→ Exercise details
Type out the data exactly as given. Skip any image.

* * *

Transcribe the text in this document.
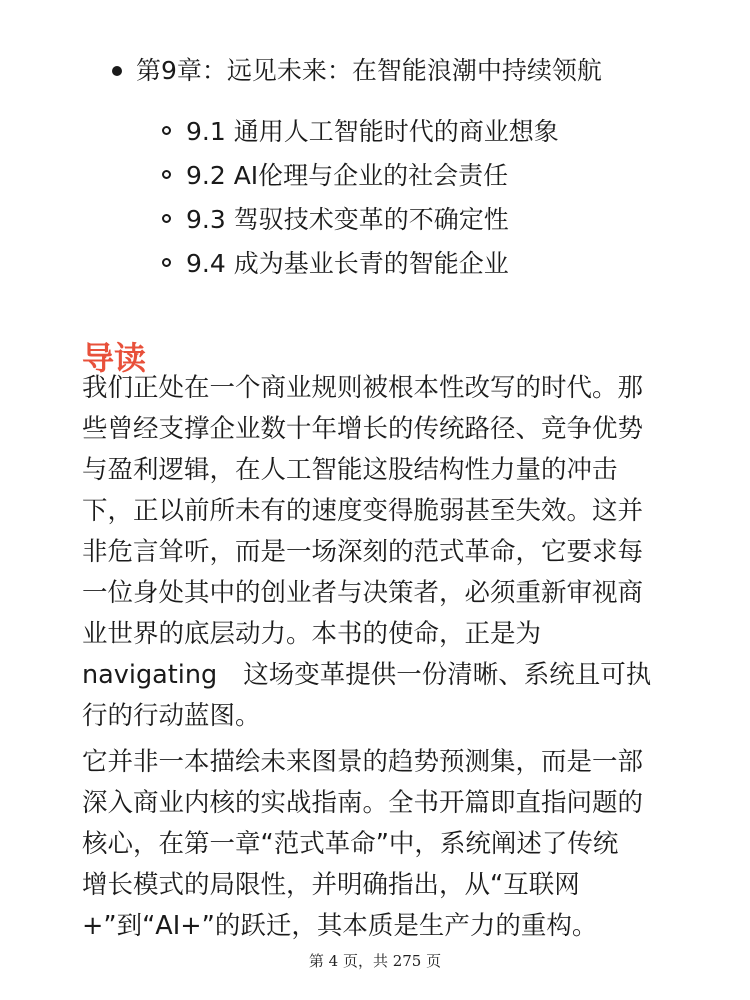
第9章：远见未来：在智能浪潮中持续领航
9.1 通用人工智能时代的商业想象
9.2 AI伦理与企业的社会责任
9.3 驾驭技术变革的不确定性
9.4 成为基业长青的智能企业
导读
我们正处在一个商业规则被根本性改写的时代。那
些曾经支撑企业数十年增长的传统路径、竞争优势
与盈利逻辑，在人工智能这股结构性力量的冲击
下，正以前所未有的速度变得脆弱甚至失效。这并
非危言耸听，而是一场深刻的范式革命，它要求每
一位身处其中的创业者与决策者，必须重新审视商
业世界的底层动力。本书的使命，正是为
navigating 这场变革提供一份清晰、系统且可执
行的行动蓝图。
它并非一本描绘未来图景的趋势预测集，而是一部
深入商业内核的实战指南。全书开篇即直指问题的
核心，在第一章“范式革命”中，系统阐述了传统
增长模式的局限性，并明确指出，从“互联网
+”到“AI+”的跃迁，其本质是生产力的重构。
第 4 页，共 275 页
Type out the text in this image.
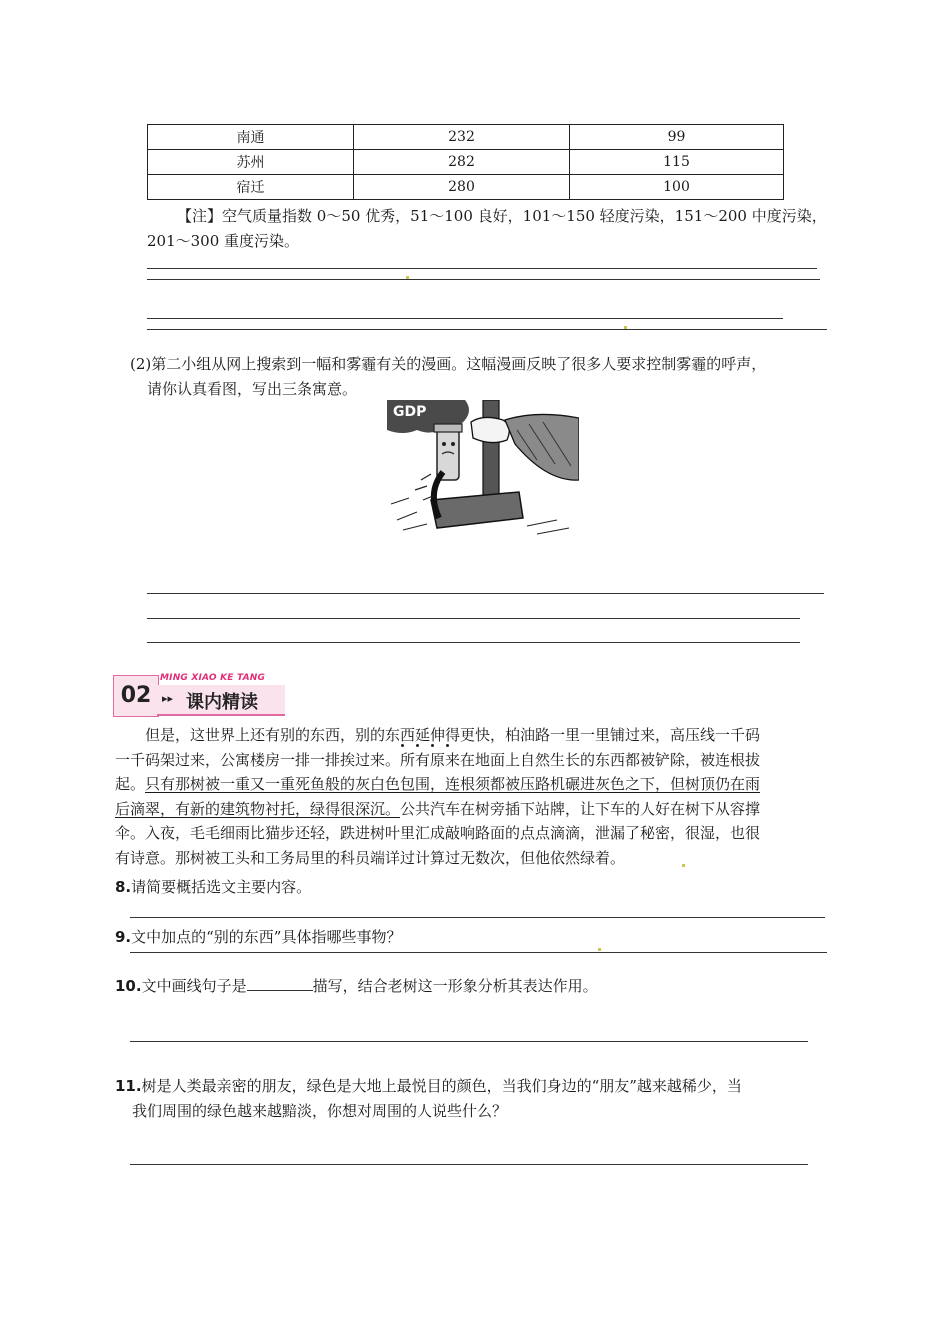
南通	232	99
苏州	282	115
宿迁	280	100
【注】空气质量指数 0～50 优秀，51～100 良好，101～150 轻度污染，151～200 中度污染，
201～300 重度污染。
(2)第二小组从网上搜索到一幅和雾霾有关的漫画。这幅漫画反映了很多人要求控制雾霾的呼声，
请你认真看图，写出三条寓意。
GDP
MING XIAO KE TANG
02 ▸▸ 课内精读
但是，这世界上还有别的东西，别的东西延伸得更快，柏油路一里一里铺过来，高压线一千码
一千码架过来，公寓楼房一排一排挨过来。所有原来在地面上自然生长的东西都被铲除，被连根拔
起。只有那树被一重又一重死鱼般的灰白色包围，连根须都被压路机碾进灰色之下，但树顶仍在雨
后滴翠，有新的建筑物衬托，绿得很深沉。公共汽车在树旁插下站牌，让下车的人好在树下从容撑
伞。入夜，毛毛细雨比猫步还轻，跌进树叶里汇成敲响路面的点点滴滴，泄漏了秘密，很湿，也很
有诗意。那树被工头和工务局里的科员端详过计算过无数次，但他依然绿着。
8.请简要概括选文主要内容。
9.文中加点的“别的东西”具体指哪些事物？
10.文中画线句子是	描写，结合老树这一形象分析其表达作用。
11.树是人类最亲密的朋友，绿色是大地上最悦目的颜色，当我们身边的“朋友”越来越稀少，当
我们周围的绿色越来越黯淡，你想对周围的人说些什么？
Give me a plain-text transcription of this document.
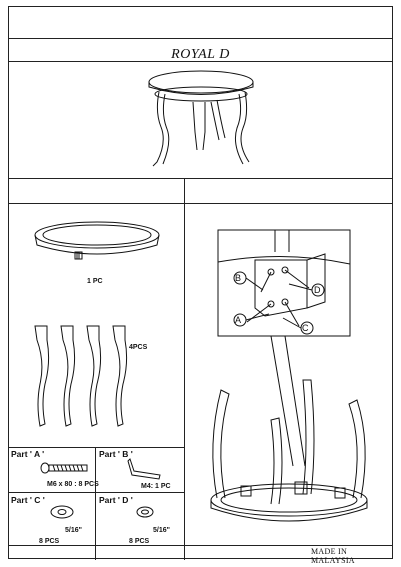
ROYAL D
1 PC
4PCS
Part ' A '
M6 x 80 : 8 PCS
Part ' B '
M4: 1 PC
Part ' C '
5/16"
8 PCS
Part ' D '
5/16"
8 PCS
B
D
A
C
MADE IN MALAYSIA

* * *

→ Task output
Transcribe the text in this document.
第9章：远见未来：在智能浪潮中持续领航
9.1 通用人工智能时代的商业想象
9.2 AI伦理与企业的社会责任
9.3 驾驭技术变革的不确定性
9.4 成为基业长青的智能企业
导读
我们正处在一个商业规则被根本性改写的时代。那
些曾经支撑企业数十年增长的传统路径、竞争优势
与盈利逻辑，在人工智能这股结构性力量的冲击
下，正以前所未有的速度变得脆弱甚至失效。这并
非危言耸听，而是一场深刻的范式革命，它要求每
一位身处其中的创业者与决策者，必须重新审视商
业世界的底层动力。本书的使命，正是为
navigating 这场变革提供一份清晰、系统且可执
行的行动蓝图。
它并非一本描绘未来图景的趋势预测集，而是一部
深入商业内核的实战指南。全书开篇即直指问题的
核心，在第一章“范式革命”中，系统阐述了传统
增长模式的局限性，并明确指出，从“互联网
+”到“AI+”的跃迁，其本质是生产力的重构。
第 4 页，共 275 页
Type out the text in this image.
南通	232	99
苏州	282	115
宿迁	280	100
【注】空气质量指数 0～50 优秀，51～100 良好，101～150 轻度污染，151～200 中度污染，
201～300 重度污染。
(2)第二小组从网上搜索到一幅和雾霾有关的漫画。这幅漫画反映了很多人要求控制雾霾的呼声，
请你认真看图，写出三条寓意。
GDP
MING XIAO KE TANG
02 ▸▸ 课内精读
但是，这世界上还有别的东西，别的东西延伸得更快，柏油路一里一里铺过来，高压线一千码
一千码架过来，公寓楼房一排一排挨过来。所有原来在地面上自然生长的东西都被铲除，被连根拔
起。只有那树被一重又一重死鱼般的灰白色包围，连根须都被压路机碾进灰色之下，但树顶仍在雨
后滴翠，有新的建筑物衬托，绿得很深沉。公共汽车在树旁插下站牌，让下车的人好在树下从容撑
伞。入夜，毛毛细雨比猫步还轻，跌进树叶里汇成敲响路面的点点滴滴，泄漏了秘密，很湿，也很
有诗意。那树被工头和工务局里的科员端详过计算过无数次，但他依然绿着。
8.请简要概括选文主要内容。
9.文中加点的“别的东西”具体指哪些事物？
10.文中画线句子是	描写，结合老树这一形象分析其表达作用。
11.树是人类最亲密的朋友，绿色是大地上最悦目的颜色，当我们身边的“朋友”越来越稀少，当
我们周围的绿色越来越黯淡，你想对周围的人说些什么？
Give me a plain-text transcription of this document.
ROYAL D
1 PC
4PCS
Part ' A '
M6 x 80 : 8 PCS
Part ' B '
M4: 1 PC
Part ' C '
5/16"
8 PCS
Part ' D '
5/16"
8 PCS
B
D
A
C
MADE IN MALAYSIA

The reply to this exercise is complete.